#### [Your objective]
Count every line below that contains "standardisiert", then state the total with no other output.

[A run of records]
+ + + +

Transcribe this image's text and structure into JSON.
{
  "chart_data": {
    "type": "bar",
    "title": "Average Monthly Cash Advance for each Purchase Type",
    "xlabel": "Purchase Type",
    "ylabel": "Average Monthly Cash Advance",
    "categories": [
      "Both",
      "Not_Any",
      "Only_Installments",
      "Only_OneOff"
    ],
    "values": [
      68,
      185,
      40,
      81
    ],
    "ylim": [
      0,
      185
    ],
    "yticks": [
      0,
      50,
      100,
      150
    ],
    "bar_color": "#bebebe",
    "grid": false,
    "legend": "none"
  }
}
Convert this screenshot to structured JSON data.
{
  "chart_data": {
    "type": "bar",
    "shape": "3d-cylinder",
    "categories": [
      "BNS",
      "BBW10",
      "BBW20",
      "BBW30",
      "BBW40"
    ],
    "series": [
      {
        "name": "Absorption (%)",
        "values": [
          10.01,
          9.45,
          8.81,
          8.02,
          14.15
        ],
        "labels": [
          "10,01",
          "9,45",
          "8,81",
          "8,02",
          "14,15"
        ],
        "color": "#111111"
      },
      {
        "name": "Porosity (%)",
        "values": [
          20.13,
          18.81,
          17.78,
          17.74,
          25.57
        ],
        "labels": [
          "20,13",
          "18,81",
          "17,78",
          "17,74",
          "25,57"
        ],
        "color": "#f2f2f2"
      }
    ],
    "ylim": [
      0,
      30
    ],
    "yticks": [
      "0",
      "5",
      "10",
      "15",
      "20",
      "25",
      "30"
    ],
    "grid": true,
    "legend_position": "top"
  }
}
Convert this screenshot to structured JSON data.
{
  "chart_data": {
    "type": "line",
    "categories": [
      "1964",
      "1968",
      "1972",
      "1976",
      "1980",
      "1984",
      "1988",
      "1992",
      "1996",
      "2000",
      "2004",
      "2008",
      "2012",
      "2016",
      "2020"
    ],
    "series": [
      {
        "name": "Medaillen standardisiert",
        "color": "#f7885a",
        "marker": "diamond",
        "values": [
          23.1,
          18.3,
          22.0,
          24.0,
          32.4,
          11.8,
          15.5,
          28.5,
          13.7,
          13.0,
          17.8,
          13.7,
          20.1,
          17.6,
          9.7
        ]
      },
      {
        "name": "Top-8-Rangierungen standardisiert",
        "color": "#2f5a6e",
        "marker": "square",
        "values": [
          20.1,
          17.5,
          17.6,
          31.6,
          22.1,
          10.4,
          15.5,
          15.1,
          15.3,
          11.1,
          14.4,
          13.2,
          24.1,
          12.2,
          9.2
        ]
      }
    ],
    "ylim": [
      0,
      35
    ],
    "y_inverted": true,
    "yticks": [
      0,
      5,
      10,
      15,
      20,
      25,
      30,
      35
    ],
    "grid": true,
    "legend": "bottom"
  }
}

+ + + +

#### [Output]
2